◆ Exercise: Copy down every line where the string "title" shows up.

◆ Stored data:
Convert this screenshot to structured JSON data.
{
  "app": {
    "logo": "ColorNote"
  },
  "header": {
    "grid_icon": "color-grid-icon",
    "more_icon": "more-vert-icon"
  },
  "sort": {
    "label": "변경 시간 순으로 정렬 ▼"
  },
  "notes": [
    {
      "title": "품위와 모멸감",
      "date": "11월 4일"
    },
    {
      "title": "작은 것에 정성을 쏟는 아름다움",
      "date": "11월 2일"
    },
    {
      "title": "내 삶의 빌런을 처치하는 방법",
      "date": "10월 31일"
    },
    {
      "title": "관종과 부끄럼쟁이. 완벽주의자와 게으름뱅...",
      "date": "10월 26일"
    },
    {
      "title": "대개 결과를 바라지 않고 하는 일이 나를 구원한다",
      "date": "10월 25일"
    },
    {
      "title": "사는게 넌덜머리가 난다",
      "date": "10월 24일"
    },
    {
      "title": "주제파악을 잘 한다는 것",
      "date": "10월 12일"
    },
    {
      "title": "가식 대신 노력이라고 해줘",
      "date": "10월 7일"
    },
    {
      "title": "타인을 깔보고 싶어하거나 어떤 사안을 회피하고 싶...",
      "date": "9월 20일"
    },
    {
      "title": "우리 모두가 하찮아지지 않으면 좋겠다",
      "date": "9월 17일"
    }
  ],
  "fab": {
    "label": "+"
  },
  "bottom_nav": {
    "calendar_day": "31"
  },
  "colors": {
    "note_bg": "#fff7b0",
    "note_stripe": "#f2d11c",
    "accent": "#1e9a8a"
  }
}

◆ Answer below:
      "title": "품위와 모멸감",
      "title": "작은 것에 정성을 쏟는 아름다움",
      "title": "내 삶의 빌런을 처치하는 방법",
      "title": "관종과 부끄럼쟁이. 완벽주의자와 게으름뱅...",
      "title": "대개 결과를 바라지 않고 하는 일이 나를 구원한다",
      "title": "사는게 넌덜머리가 난다",
      "title": "주제파악을 잘 한다는 것",
      "title": "가식 대신 노력이라고 해줘",
      "title": "타인을 깔보고 싶어하거나 어떤 사안을 회피하고 싶...",
      "title": "우리 모두가 하찮아지지 않으면 좋겠다",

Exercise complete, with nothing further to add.